>> begin

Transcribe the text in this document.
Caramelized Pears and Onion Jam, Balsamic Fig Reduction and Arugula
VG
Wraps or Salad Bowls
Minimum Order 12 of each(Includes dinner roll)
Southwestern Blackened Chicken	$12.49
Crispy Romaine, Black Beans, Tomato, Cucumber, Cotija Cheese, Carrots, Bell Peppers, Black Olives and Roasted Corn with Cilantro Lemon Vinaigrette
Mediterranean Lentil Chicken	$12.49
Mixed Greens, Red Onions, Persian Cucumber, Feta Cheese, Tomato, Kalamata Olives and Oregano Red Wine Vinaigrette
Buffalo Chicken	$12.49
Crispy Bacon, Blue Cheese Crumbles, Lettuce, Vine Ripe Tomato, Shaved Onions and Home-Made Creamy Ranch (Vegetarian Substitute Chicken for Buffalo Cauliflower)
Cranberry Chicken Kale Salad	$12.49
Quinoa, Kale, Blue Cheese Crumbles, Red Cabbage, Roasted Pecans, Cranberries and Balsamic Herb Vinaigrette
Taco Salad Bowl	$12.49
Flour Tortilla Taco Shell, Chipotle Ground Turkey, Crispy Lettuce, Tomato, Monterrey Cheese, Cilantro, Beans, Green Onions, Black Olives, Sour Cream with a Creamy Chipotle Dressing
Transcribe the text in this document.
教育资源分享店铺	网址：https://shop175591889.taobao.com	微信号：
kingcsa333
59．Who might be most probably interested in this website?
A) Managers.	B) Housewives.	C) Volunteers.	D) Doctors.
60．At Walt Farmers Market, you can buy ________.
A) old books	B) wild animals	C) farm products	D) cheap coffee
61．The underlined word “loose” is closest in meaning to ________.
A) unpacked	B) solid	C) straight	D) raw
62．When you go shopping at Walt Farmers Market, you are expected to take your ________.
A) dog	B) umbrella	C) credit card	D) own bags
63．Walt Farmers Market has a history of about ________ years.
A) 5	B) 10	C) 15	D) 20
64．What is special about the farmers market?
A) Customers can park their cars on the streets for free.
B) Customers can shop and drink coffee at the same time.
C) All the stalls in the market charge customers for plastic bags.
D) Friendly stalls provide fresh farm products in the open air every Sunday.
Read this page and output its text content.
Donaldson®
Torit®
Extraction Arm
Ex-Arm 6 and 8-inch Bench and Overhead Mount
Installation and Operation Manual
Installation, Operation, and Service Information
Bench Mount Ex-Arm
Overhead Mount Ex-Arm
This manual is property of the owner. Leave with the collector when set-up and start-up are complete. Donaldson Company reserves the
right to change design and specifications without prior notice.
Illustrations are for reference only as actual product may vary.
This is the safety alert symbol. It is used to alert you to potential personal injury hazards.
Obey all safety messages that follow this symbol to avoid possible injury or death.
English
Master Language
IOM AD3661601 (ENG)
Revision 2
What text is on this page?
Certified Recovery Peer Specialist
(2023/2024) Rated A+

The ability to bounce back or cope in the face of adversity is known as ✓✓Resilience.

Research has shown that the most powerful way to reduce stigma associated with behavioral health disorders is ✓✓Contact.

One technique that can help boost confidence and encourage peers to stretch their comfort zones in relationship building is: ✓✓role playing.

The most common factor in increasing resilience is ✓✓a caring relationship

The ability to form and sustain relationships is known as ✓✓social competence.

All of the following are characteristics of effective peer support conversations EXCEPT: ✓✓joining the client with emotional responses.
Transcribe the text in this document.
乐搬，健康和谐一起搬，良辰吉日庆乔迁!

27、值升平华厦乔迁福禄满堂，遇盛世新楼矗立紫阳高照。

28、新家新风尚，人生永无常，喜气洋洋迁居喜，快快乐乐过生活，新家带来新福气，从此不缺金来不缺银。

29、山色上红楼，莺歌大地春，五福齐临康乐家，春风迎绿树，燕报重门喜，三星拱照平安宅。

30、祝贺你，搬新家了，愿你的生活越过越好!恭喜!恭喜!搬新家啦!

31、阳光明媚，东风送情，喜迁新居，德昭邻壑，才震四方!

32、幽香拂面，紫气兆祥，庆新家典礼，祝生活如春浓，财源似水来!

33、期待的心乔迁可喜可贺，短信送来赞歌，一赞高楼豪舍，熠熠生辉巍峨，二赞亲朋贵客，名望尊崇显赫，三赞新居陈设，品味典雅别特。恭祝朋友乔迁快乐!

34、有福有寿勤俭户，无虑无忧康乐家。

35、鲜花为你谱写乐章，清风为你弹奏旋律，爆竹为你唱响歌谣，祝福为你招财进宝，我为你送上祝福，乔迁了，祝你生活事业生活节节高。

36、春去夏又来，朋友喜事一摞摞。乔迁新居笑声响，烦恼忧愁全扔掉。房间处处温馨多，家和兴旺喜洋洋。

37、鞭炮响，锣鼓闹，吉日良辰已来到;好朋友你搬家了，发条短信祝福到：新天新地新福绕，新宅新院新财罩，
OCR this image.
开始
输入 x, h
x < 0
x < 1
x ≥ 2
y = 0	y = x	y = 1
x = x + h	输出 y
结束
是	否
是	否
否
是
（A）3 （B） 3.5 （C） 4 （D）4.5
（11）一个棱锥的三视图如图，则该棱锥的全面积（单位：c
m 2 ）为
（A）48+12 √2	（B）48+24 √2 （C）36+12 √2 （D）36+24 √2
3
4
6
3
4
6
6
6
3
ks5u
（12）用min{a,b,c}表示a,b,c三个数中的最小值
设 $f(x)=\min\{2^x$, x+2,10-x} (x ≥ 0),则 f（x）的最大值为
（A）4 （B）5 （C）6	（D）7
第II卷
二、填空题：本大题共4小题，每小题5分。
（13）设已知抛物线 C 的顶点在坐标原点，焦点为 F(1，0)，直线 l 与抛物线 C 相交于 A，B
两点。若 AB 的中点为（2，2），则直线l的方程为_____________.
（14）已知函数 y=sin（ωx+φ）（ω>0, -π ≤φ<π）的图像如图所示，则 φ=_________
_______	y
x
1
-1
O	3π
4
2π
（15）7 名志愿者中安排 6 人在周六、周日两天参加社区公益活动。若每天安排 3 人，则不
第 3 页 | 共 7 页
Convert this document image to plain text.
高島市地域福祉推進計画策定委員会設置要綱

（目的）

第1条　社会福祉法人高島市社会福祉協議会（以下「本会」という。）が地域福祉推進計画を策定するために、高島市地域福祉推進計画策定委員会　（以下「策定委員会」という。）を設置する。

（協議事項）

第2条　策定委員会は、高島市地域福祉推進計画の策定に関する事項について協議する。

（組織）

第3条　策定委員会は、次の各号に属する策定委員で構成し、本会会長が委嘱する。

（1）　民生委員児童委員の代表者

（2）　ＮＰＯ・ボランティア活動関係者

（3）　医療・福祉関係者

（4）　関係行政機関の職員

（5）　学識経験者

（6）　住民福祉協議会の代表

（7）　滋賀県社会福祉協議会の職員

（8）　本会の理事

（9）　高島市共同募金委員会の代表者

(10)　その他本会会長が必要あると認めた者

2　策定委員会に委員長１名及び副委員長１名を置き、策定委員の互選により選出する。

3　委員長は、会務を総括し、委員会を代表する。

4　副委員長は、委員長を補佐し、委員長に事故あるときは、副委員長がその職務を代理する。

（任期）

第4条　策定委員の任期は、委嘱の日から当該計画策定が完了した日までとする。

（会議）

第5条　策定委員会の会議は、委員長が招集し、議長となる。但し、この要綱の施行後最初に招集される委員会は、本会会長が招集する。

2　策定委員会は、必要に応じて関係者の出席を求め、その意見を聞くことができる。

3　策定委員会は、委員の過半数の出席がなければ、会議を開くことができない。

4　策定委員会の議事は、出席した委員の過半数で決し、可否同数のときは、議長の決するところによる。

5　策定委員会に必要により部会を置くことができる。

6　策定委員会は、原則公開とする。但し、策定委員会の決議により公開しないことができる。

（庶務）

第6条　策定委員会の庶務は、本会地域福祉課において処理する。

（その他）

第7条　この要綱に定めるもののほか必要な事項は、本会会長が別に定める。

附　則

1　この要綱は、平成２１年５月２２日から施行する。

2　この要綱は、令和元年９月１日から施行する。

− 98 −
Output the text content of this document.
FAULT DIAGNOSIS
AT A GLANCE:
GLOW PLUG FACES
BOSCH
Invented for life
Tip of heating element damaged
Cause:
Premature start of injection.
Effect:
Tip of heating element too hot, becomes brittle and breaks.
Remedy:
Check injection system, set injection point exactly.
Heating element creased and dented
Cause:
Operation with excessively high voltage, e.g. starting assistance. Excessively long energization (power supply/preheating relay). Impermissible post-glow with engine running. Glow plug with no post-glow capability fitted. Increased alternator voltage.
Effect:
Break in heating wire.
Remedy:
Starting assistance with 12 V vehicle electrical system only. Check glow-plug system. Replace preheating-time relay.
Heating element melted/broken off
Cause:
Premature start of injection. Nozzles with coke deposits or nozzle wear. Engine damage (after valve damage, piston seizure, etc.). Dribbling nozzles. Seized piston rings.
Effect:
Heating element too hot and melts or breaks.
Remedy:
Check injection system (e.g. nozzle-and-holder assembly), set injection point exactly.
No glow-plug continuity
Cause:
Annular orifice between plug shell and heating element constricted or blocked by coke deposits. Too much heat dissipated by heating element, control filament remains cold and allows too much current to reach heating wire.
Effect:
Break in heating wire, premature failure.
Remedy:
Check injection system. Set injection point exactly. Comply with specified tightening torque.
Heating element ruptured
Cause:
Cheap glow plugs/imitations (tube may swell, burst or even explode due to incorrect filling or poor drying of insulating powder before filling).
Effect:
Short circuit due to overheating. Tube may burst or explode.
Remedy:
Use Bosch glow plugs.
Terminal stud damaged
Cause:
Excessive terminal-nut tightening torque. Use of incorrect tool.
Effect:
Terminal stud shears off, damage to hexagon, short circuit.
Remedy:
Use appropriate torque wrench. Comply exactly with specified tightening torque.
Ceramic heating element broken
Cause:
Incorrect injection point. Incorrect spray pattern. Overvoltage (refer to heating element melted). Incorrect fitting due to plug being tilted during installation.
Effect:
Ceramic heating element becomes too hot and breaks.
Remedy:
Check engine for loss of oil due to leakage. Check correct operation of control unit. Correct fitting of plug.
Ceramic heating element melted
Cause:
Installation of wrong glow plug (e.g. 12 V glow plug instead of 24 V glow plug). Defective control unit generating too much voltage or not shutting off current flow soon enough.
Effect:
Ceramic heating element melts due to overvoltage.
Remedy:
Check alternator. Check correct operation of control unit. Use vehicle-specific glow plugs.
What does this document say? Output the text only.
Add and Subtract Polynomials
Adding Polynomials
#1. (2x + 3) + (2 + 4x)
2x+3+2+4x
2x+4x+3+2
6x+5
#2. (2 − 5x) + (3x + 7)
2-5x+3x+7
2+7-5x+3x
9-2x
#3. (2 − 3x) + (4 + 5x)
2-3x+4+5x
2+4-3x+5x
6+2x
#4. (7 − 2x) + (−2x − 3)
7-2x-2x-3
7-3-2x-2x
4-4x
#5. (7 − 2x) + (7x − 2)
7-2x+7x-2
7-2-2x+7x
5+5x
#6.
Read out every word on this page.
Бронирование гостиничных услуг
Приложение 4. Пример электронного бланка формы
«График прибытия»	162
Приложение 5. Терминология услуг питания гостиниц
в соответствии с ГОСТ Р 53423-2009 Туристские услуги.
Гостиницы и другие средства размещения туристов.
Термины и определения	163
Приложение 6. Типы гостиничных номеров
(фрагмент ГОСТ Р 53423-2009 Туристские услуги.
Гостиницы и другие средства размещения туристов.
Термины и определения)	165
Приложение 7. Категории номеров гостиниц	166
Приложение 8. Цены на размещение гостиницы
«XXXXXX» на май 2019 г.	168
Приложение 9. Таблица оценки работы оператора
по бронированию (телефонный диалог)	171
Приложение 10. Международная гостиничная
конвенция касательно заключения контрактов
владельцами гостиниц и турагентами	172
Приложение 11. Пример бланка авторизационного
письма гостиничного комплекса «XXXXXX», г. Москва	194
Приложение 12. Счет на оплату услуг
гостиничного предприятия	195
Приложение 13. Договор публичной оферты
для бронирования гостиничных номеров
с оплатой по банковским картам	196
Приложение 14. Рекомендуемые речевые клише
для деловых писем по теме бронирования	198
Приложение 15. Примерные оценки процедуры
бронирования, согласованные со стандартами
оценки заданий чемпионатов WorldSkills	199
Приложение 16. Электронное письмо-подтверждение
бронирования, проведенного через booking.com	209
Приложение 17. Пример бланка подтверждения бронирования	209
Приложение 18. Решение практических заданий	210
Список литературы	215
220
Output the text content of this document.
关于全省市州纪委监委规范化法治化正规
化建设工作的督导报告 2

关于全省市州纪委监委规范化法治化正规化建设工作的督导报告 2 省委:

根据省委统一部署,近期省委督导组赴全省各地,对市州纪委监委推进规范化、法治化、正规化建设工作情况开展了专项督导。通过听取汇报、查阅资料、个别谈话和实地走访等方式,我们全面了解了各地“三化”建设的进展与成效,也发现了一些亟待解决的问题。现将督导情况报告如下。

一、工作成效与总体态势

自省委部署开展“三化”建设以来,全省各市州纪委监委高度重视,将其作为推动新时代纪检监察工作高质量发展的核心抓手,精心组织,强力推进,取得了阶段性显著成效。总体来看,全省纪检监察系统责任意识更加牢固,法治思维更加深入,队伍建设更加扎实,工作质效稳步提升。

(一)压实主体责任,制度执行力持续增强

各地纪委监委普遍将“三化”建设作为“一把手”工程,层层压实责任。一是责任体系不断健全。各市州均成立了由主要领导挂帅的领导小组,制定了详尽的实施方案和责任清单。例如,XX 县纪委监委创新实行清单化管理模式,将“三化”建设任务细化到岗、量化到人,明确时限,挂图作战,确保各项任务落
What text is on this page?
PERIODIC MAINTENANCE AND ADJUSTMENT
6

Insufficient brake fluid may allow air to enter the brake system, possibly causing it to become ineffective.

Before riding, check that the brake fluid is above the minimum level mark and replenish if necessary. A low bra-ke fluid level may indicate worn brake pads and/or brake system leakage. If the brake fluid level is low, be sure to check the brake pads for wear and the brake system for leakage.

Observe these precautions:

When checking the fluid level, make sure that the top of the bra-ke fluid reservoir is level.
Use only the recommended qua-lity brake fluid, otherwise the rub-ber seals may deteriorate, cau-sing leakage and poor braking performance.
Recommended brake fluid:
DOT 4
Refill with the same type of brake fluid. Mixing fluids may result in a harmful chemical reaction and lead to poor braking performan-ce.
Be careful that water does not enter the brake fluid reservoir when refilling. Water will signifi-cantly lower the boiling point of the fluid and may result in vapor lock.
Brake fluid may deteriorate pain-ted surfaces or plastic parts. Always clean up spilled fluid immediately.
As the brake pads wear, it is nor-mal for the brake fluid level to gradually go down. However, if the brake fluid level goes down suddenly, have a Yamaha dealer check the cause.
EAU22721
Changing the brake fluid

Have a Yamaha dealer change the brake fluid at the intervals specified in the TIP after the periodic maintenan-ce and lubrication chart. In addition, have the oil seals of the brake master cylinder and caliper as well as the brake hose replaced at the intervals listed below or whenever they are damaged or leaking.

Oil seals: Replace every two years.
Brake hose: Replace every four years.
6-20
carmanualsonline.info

>> end

◆ **WHAT IS BEING ASKED**
Your task is to gather every line with the word "Taco" and copy it.

◆ **WRITTEN ANSWER**
Taco Salad Bowl	$12.49
Flour Tortilla Taco Shell, Chipotle Ground Turkey, Crispy Lettuce, Tomato, Monterrey Cheese, Cilantro, Beans, Green Onions, Black Olives, Sour Cream with a Creamy Chipotle Dressing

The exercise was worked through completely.